⟨
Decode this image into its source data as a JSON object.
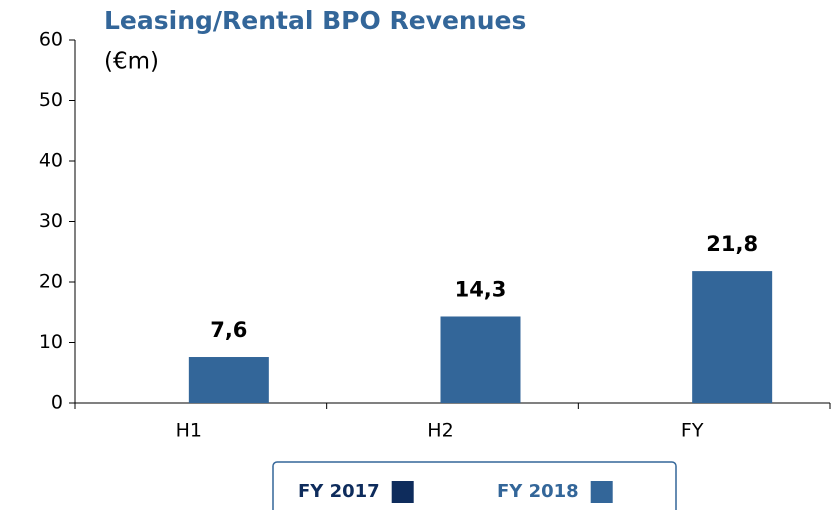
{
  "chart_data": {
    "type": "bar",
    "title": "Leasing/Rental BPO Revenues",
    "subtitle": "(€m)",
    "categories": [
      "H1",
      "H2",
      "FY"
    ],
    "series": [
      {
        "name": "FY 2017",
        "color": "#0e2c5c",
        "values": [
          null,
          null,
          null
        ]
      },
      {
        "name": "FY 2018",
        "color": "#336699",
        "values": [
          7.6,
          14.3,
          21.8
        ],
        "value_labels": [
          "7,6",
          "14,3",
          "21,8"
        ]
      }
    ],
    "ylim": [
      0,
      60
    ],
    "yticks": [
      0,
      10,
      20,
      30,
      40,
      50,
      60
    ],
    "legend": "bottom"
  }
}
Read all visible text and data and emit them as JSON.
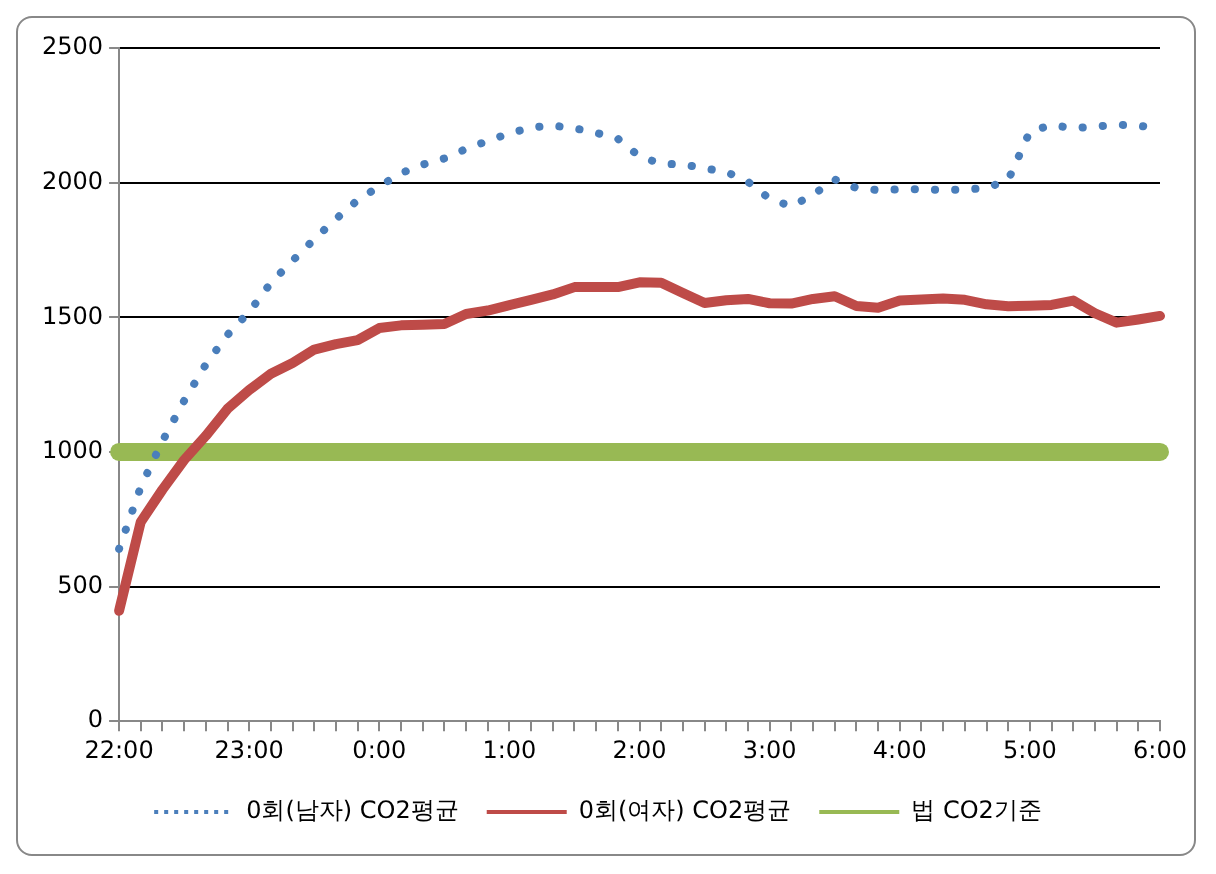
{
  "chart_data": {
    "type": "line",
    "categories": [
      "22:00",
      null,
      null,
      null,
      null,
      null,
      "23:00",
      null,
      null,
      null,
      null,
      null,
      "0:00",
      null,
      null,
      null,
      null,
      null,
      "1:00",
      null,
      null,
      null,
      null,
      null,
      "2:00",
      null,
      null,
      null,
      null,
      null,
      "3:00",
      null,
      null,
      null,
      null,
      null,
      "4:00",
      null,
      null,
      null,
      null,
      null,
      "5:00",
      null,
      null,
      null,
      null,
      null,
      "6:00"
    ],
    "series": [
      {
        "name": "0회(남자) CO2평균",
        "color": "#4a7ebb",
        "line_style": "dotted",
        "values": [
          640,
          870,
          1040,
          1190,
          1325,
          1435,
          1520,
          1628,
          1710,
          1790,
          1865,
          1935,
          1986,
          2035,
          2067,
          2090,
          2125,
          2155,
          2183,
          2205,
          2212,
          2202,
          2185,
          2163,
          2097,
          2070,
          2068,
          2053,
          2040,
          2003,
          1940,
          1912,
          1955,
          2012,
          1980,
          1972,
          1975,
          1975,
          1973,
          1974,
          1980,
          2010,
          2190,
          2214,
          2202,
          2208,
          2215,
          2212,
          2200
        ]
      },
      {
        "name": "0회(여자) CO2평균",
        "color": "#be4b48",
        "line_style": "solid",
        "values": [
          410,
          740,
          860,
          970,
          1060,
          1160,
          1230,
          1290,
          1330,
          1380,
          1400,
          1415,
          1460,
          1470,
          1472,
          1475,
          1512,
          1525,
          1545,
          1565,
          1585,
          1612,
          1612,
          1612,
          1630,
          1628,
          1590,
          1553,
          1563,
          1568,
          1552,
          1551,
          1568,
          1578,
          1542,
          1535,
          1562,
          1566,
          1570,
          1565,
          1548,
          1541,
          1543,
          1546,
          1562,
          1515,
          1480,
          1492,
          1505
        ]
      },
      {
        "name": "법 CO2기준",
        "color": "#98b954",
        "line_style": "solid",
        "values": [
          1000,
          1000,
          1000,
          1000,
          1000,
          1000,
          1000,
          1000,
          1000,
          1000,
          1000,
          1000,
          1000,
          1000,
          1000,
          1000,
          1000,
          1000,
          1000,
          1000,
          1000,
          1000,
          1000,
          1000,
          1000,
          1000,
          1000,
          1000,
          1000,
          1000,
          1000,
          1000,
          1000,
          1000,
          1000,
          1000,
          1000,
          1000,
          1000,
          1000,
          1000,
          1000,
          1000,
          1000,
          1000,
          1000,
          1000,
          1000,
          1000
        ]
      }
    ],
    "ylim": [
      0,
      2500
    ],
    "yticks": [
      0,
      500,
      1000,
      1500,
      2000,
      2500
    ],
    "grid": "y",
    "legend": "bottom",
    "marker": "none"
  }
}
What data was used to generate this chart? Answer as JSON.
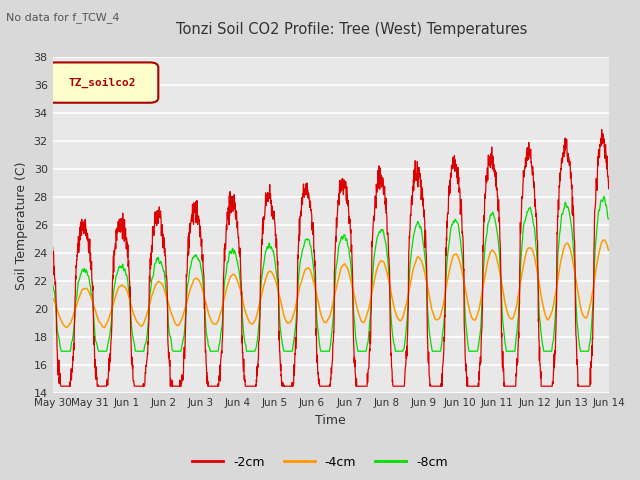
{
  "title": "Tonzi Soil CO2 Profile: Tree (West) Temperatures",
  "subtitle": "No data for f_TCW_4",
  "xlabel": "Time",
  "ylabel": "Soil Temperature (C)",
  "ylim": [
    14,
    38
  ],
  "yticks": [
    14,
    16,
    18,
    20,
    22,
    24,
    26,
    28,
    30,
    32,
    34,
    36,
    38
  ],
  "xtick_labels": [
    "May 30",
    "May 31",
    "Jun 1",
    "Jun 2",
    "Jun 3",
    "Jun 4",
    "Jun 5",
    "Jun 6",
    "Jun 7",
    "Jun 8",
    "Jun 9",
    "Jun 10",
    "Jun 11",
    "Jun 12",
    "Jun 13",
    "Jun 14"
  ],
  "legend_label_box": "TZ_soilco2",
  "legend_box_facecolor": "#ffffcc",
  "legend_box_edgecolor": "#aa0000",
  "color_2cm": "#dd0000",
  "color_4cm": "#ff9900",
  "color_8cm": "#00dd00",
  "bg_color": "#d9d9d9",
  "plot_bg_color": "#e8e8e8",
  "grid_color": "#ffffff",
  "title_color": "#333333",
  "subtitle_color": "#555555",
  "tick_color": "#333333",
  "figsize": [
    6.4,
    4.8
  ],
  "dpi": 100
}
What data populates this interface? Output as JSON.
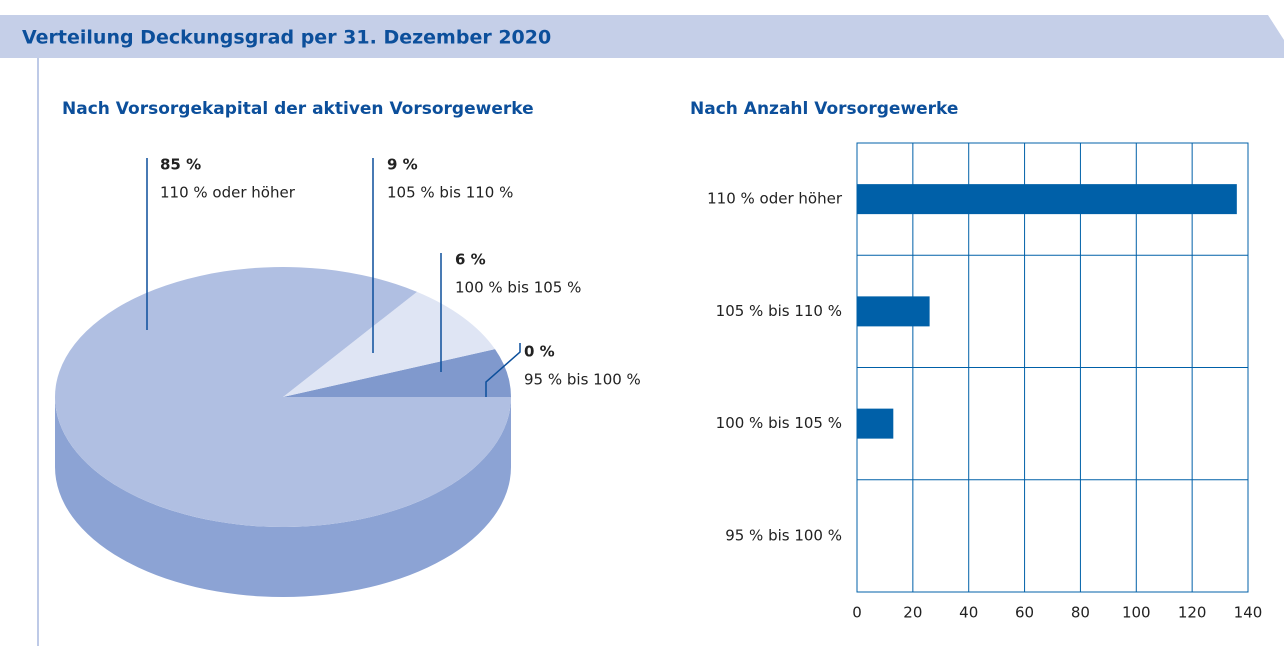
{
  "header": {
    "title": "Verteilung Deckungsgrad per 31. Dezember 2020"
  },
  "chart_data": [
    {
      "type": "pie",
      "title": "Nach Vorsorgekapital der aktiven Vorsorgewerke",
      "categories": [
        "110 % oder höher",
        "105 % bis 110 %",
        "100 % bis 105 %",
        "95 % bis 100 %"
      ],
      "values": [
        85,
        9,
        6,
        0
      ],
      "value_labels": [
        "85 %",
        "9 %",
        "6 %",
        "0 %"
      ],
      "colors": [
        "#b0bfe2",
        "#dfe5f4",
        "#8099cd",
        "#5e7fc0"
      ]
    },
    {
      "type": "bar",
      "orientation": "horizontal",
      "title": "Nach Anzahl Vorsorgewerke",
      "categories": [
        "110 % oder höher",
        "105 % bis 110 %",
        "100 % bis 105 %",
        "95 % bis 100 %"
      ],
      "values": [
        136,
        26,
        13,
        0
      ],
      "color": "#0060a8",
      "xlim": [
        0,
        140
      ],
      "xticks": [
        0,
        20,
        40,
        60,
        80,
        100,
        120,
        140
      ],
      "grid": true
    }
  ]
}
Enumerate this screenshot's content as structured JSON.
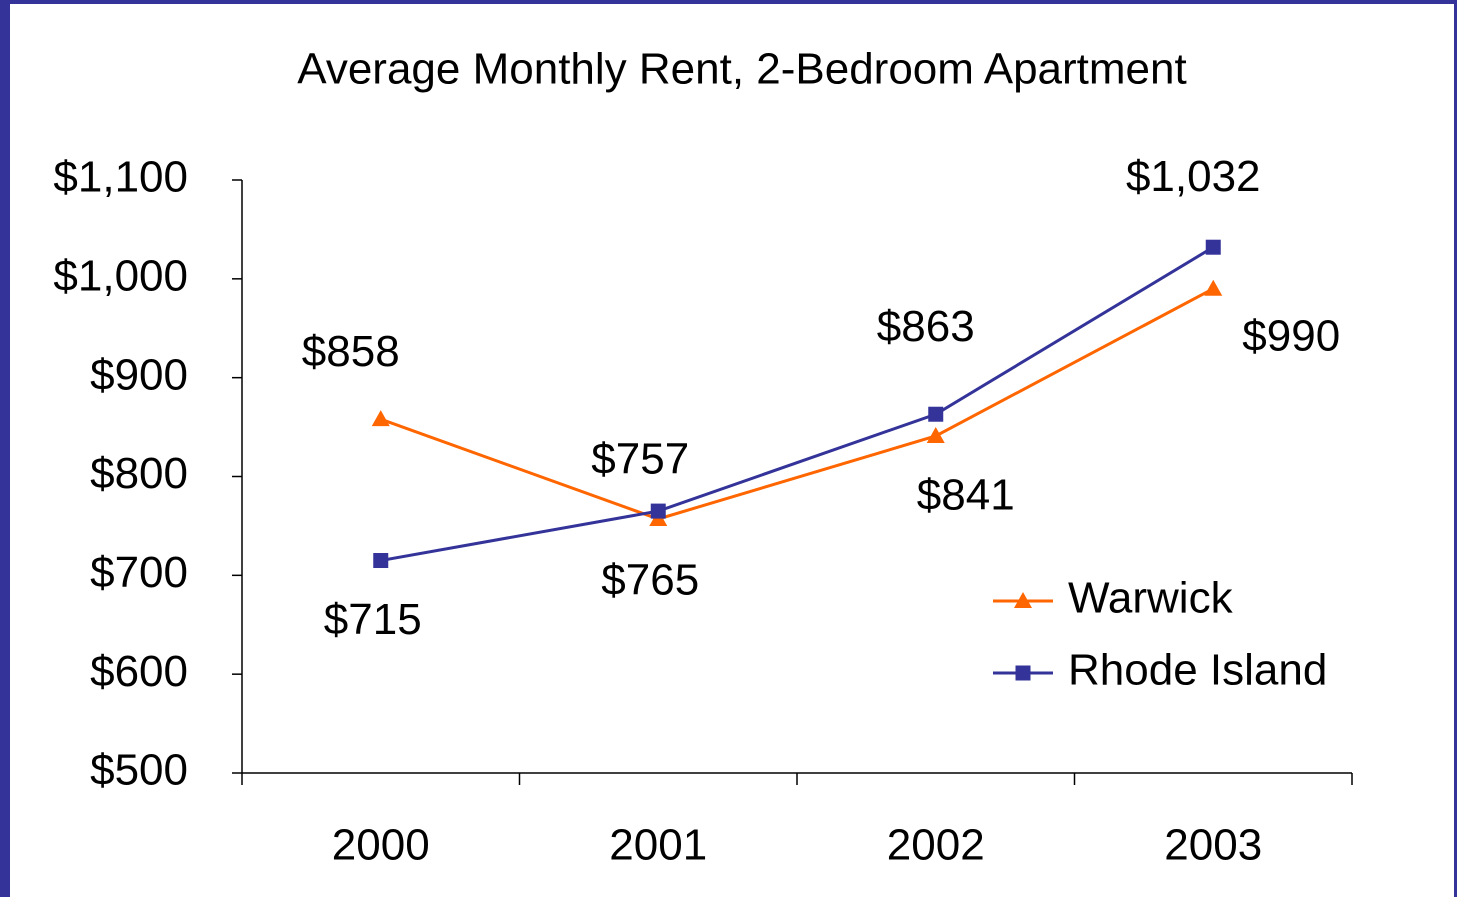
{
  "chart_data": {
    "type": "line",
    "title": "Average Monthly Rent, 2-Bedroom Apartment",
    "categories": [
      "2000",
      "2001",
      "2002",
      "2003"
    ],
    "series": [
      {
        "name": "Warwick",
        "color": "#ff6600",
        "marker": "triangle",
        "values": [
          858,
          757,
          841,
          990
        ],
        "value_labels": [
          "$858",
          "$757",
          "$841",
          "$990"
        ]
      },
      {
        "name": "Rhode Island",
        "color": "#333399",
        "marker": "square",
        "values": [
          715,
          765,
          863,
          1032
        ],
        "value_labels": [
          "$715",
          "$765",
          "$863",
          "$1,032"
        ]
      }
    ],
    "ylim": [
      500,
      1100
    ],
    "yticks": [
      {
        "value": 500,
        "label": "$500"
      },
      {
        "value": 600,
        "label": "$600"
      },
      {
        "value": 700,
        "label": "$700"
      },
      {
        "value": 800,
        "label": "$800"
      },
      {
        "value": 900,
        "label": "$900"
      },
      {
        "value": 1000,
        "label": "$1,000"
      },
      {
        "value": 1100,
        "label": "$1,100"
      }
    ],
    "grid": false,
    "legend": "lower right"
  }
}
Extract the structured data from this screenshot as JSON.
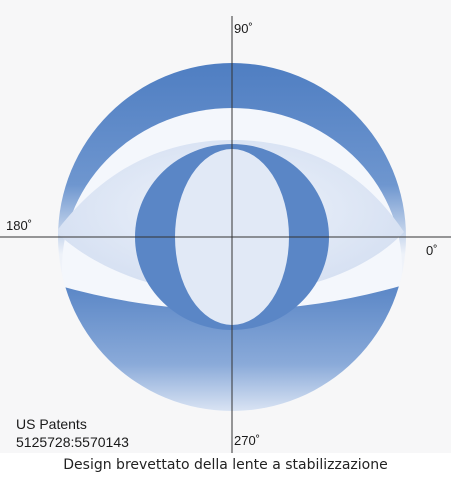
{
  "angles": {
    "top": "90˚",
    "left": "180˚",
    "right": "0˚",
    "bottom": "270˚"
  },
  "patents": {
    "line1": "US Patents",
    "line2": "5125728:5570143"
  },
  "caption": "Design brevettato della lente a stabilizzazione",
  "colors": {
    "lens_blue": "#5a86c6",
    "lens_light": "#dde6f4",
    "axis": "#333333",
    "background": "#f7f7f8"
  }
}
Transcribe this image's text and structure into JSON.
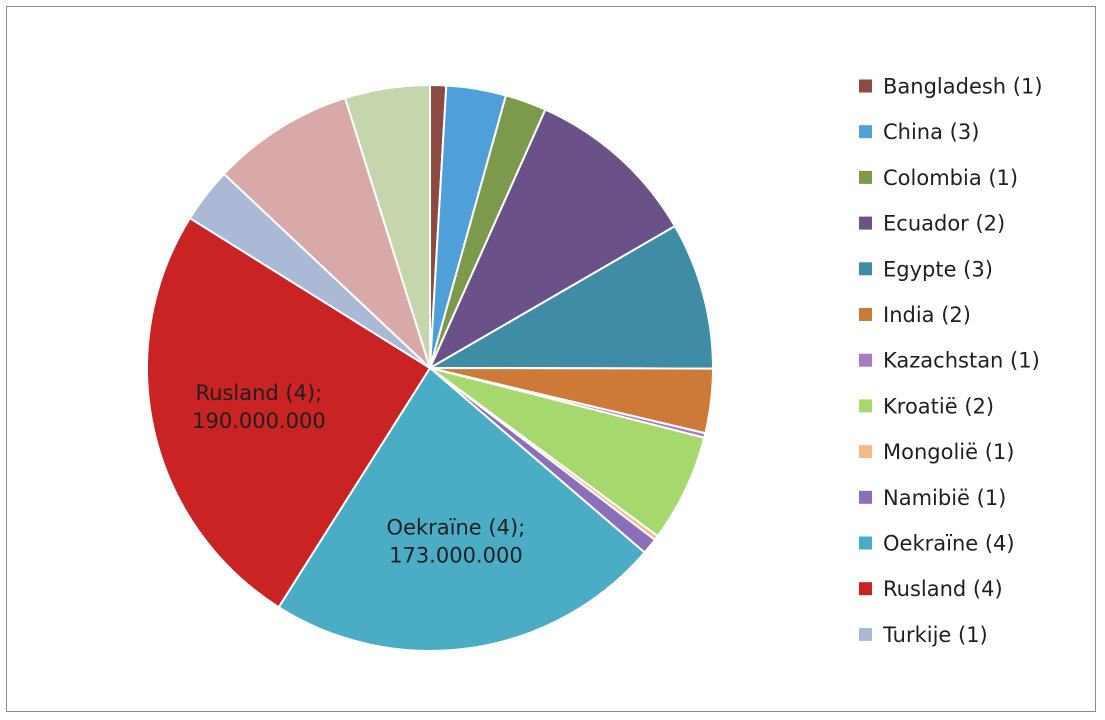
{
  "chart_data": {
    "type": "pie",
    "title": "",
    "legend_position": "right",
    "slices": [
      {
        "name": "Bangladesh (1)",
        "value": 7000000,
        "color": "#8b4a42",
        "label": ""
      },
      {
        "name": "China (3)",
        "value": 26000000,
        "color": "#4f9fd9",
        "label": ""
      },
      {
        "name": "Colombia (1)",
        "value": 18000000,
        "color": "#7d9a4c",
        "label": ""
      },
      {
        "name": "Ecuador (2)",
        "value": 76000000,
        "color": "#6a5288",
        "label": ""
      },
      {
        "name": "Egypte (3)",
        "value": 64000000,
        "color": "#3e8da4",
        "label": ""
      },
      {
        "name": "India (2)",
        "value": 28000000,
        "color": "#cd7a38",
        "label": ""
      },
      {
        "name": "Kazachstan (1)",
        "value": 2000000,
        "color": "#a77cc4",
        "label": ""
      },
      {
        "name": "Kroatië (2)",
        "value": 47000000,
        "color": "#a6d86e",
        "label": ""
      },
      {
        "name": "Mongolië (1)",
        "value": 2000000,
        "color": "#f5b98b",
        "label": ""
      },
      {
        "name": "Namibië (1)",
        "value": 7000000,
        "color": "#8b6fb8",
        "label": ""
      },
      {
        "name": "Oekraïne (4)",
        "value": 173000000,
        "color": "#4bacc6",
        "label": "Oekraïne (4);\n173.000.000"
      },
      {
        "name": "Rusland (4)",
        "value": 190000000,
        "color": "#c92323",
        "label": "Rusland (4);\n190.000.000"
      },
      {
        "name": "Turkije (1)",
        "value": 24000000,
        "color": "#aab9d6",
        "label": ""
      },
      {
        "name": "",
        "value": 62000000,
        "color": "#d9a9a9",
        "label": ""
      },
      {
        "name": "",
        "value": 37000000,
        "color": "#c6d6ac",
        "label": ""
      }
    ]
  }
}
⟩
▸ **WHAT TO WORK ON**
Copy out each line that contains the word "JSON".

▸ **RESULT OF THE TASK**
Decode this image into its source data as a JSON object.
Read all visible text and data and emit them as JSON.
What data was used to generate this chart? Answer as JSON.
What data populates this interface? Output as JSON.
Enumerate this screenshot's content as structured JSON.
Extract the structured data from this screenshot as JSON.
Transcribe this image's text and structure into JSON.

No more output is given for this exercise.